■ TASK STATEMENT:
Tally the lines holding "Rajmond" and state only that figure.

★ ★ ★ ★ ★

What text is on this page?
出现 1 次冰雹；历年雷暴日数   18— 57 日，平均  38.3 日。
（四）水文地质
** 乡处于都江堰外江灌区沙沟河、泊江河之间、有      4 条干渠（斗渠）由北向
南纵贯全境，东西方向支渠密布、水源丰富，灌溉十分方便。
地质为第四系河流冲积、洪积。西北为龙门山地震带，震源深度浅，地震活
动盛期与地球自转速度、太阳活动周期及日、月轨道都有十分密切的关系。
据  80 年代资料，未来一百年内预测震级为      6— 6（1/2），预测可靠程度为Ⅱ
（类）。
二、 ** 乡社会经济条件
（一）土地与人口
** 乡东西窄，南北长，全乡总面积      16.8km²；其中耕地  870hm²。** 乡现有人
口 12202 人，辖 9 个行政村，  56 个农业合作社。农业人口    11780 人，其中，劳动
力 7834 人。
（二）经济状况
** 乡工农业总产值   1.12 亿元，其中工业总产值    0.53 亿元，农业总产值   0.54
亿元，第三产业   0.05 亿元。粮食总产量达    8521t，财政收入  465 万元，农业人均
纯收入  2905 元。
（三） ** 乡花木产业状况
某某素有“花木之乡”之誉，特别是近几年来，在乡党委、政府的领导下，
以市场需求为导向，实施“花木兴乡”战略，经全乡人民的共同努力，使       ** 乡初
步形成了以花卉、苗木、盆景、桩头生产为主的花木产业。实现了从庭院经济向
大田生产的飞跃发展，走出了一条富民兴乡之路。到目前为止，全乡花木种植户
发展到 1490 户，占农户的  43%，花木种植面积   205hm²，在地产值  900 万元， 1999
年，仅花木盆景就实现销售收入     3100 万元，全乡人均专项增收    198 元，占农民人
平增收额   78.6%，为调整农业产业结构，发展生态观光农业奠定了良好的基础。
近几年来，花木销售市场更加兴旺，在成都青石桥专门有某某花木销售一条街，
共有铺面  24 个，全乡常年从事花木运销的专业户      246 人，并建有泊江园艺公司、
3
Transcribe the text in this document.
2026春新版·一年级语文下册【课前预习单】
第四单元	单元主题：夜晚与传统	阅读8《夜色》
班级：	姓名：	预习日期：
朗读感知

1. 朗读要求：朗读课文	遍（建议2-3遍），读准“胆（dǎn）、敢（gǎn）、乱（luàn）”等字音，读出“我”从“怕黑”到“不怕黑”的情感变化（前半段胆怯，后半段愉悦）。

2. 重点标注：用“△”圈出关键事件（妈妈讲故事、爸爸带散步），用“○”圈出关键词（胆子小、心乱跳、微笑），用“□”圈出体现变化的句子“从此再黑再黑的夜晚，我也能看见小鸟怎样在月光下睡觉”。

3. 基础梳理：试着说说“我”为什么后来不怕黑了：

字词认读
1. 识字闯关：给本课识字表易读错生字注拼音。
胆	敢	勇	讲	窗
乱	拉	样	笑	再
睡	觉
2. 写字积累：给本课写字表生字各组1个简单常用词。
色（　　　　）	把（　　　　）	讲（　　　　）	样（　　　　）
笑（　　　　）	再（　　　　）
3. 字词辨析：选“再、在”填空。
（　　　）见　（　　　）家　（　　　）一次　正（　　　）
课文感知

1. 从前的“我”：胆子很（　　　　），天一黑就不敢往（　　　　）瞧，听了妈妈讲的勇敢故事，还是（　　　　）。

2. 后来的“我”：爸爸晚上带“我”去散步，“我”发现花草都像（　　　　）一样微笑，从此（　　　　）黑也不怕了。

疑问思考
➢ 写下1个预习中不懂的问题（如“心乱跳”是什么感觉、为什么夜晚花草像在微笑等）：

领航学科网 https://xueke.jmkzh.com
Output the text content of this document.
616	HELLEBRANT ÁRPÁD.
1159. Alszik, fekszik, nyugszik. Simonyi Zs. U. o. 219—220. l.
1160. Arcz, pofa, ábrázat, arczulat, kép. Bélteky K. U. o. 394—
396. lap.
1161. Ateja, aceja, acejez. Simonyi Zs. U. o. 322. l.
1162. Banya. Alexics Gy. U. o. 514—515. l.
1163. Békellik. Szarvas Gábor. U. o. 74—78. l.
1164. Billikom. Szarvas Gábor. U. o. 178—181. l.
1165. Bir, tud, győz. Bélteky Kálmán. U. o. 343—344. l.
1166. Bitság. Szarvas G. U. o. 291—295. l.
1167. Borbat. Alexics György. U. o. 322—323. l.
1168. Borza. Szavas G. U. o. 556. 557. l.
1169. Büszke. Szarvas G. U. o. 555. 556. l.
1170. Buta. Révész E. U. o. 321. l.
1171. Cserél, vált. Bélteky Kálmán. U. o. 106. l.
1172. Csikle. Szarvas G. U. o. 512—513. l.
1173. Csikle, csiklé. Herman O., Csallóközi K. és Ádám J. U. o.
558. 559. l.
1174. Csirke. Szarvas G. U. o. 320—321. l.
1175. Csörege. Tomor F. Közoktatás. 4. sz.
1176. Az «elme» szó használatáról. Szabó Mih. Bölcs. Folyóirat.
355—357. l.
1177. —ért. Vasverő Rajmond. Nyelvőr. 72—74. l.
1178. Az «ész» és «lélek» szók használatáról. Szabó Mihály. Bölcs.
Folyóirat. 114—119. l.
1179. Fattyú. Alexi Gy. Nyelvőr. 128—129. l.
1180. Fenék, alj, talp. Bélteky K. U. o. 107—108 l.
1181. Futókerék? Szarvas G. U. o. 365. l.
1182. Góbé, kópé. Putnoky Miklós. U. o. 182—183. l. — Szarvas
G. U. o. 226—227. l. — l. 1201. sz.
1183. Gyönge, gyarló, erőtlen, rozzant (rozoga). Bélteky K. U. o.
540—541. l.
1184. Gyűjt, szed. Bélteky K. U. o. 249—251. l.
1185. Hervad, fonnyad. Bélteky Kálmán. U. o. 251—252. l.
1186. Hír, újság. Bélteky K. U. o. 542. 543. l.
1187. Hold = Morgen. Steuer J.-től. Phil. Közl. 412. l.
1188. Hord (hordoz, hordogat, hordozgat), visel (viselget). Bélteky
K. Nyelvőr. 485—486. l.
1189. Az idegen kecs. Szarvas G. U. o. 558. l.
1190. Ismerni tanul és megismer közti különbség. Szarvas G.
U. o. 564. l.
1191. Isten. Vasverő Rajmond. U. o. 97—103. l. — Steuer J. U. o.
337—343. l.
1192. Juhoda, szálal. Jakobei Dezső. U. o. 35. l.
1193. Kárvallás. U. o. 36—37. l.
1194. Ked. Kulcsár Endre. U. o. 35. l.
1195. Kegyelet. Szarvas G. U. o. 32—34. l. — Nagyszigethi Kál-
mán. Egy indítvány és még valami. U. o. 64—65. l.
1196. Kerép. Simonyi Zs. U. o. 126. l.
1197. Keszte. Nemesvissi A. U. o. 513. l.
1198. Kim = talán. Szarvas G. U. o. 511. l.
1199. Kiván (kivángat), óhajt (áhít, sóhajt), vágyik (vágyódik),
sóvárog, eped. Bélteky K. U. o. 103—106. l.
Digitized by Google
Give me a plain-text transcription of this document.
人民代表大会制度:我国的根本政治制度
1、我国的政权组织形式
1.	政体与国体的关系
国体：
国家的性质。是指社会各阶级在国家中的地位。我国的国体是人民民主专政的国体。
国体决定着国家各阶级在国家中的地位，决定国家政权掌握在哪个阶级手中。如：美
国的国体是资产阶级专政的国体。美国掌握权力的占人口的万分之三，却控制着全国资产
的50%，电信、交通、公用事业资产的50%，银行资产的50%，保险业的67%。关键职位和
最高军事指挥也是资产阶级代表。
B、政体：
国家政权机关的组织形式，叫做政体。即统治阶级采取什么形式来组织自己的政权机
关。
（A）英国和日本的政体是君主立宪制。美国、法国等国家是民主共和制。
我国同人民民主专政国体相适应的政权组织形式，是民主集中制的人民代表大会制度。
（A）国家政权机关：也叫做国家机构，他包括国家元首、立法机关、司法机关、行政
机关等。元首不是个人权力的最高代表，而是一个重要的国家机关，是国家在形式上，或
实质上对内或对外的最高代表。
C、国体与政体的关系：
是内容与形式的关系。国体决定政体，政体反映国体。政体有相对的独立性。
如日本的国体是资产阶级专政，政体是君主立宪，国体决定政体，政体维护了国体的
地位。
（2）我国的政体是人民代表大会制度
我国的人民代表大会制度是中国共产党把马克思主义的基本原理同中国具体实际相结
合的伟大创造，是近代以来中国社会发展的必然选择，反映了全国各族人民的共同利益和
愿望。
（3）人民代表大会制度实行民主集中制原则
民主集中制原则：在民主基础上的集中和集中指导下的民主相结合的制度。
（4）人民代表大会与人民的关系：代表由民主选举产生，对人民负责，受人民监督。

★ ★ ★ ★ ★

■ FINAL RESULT:
2